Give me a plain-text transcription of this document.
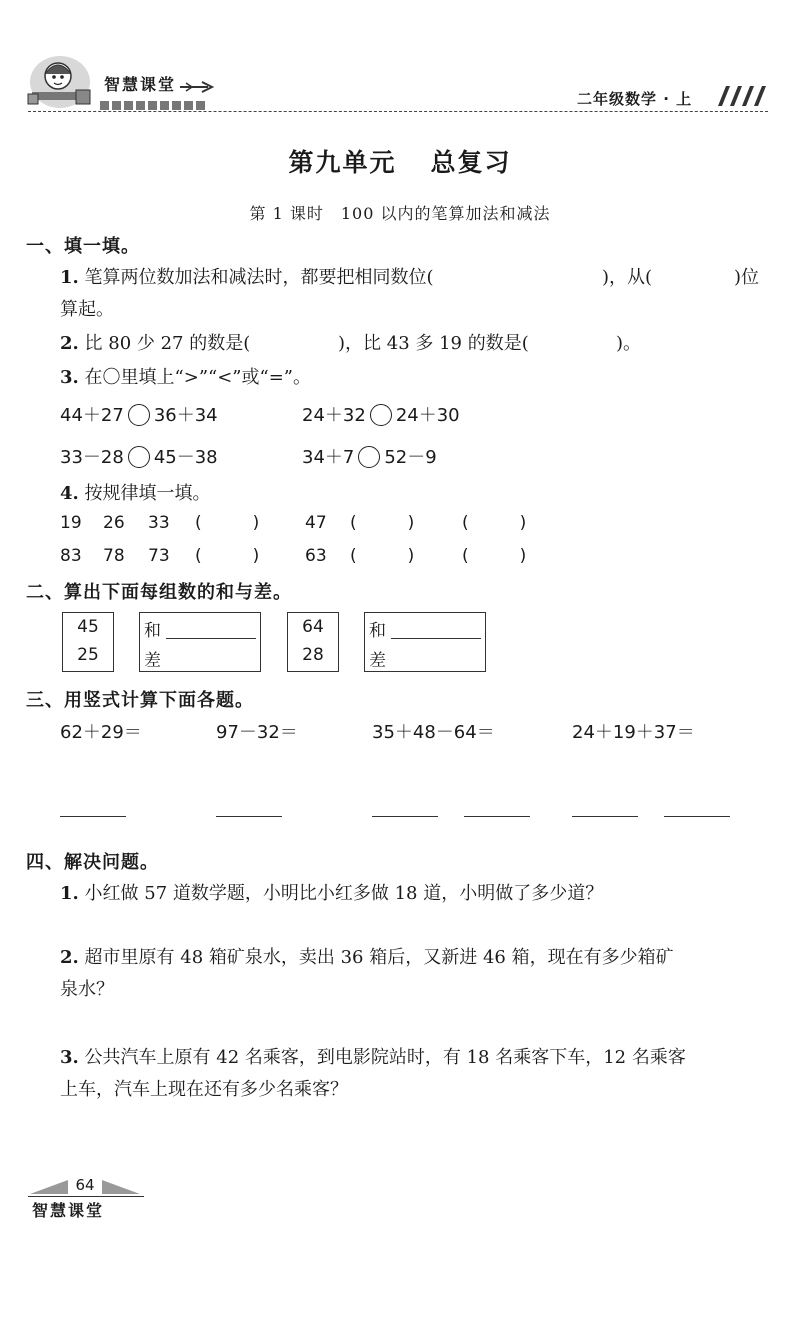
智慧课堂
二年级数学 · 上
第九单元 总复习
第 1 课时　100 以内的笔算加法和减法
一、填一填。
1. 笔算两位数加法和减法时，都要把相同数位(	)，从(	)位
算起。
2. 比 80 少 27 的数是(	)，比 43 多 19 的数是(	)。
3. 在〇里填上“>”“<”或“=”。
44＋27 36＋34	24＋32 24＋30
33－28 45－38	34＋7 52－9
4. 按规律填一填。
19 26 33 (   )	47 (   )	(   )
83 78 73 (   )	63 (   )	(   )
二、算出下面每组数的和与差。
45
25
和
差
64
28
和
差
三、用竖式计算下面各题。
62＋29＝	97－32＝	35＋48－64＝	24＋19＋37＝
四、解决问题。
1. 小红做 57 道数学题，小明比小红多做 18 道，小明做了多少道？
2. 超市里原有 48 箱矿泉水，卖出 36 箱后，又新进 46 箱，现在有多少箱矿
泉水？
3. 公共汽车上原有 42 名乘客，到电影院站时，有 18 名乘客下车，12 名乘客
上车，汽车上现在还有多少名乘客？
64
智慧课堂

- - - -

→ Problem requirements: Retype each record exactly as it stands, but do not include the pictures.

→ Response to the exercise:
Give me a plain-text transcription of this document.
智慧课堂
二年级数学 · 上
第九单元 总复习
第 1 课时　100 以内的笔算加法和减法
一、填一填。
1. 笔算两位数加法和减法时，都要把相同数位(	)，从(	)位
算起。
2. 比 80 少 27 的数是(	)，比 43 多 19 的数是(	)。
3. 在〇里填上“>”“<”或“=”。
44＋27 36＋34	24＋32 24＋30
33－28 45－38	34＋7 52－9
4. 按规律填一填。
19 26 33 (   )	47 (   )	(   )
83 78 73 (   )	63 (   )	(   )
二、算出下面每组数的和与差。
45
25
和
差
64
28
和
差
三、用竖式计算下面各题。
62＋29＝	97－32＝	35＋48－64＝	24＋19＋37＝
四、解决问题。
1. 小红做 57 道数学题，小明比小红多做 18 道，小明做了多少道？
2. 超市里原有 48 箱矿泉水，卖出 36 箱后，又新进 46 箱，现在有多少箱矿
泉水？
3. 公共汽车上原有 42 名乘客，到电影院站时，有 18 名乘客下车，12 名乘客
上车，汽车上现在还有多少名乘客？
64
智慧课堂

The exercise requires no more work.